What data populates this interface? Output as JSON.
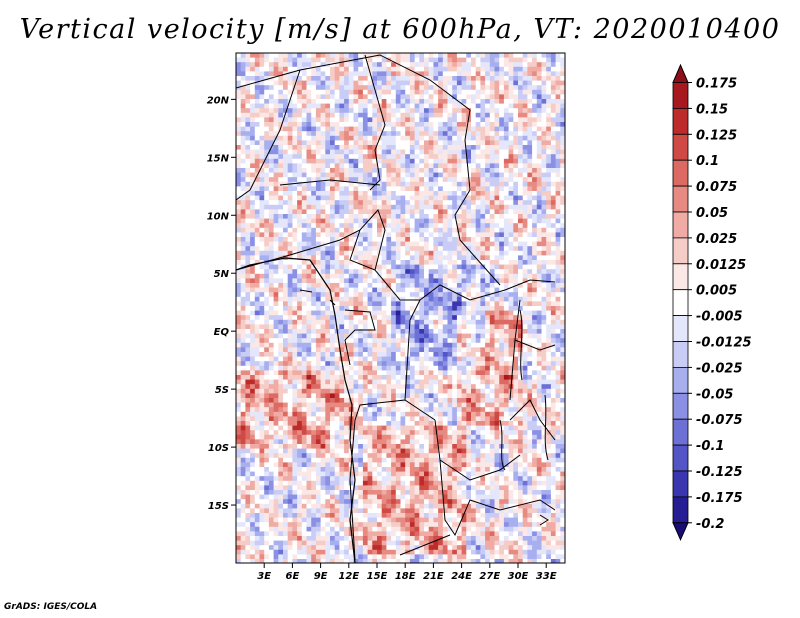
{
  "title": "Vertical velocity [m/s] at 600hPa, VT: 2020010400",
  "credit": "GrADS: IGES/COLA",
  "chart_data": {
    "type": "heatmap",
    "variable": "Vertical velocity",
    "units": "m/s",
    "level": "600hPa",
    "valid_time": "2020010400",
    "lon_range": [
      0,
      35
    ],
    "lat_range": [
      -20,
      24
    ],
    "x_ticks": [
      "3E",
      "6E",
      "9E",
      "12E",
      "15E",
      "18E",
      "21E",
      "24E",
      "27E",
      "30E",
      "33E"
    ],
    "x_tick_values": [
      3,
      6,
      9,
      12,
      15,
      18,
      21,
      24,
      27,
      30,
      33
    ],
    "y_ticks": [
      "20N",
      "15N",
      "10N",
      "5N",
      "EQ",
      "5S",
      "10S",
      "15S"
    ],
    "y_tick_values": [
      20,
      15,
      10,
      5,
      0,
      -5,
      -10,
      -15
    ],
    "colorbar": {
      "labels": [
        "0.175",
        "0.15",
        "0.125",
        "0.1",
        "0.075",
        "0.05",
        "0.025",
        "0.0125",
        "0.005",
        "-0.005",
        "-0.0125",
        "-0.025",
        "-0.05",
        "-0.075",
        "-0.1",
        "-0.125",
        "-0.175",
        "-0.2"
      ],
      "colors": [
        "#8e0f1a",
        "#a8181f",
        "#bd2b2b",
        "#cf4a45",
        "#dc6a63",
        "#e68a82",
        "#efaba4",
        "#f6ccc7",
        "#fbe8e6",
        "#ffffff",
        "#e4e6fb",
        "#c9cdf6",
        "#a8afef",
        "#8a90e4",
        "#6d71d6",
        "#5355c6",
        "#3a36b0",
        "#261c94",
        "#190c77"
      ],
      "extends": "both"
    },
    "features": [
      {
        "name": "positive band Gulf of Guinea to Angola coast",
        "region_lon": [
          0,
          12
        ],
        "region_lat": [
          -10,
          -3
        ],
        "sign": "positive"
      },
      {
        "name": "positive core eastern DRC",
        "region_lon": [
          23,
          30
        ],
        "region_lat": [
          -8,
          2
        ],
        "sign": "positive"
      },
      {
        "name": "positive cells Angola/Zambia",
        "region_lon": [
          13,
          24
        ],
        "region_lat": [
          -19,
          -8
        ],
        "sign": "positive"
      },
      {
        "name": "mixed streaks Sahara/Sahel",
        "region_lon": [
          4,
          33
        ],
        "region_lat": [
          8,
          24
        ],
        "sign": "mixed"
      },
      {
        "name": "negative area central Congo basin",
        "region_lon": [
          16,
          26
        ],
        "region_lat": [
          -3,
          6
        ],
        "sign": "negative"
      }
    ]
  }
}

· · · · · · ·

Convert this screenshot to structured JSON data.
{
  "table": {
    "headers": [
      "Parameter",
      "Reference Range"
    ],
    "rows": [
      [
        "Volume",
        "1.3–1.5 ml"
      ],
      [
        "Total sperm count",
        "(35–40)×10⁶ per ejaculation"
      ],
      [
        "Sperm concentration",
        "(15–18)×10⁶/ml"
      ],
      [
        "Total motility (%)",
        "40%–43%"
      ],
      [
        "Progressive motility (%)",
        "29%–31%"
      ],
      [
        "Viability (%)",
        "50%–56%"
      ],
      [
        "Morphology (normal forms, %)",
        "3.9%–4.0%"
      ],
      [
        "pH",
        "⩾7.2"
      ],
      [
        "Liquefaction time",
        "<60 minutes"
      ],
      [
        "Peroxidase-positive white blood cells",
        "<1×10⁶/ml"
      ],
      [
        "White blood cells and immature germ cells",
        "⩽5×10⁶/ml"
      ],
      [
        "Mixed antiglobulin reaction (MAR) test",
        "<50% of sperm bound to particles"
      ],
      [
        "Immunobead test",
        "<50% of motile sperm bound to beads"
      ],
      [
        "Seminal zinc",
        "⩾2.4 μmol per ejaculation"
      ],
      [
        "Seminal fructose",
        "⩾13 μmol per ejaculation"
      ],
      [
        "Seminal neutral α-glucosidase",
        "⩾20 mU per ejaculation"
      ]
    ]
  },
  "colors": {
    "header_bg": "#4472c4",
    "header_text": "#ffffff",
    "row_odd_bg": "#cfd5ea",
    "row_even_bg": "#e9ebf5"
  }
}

· · · · · · ·

• What is being asked: Filter the entries down to the lines that hold "Angola". Copy those lines.

• Result for this task:
        "name": "positive band Gulf of Guinea to Angola coast",
        "name": "positive cells Angola/Zambia",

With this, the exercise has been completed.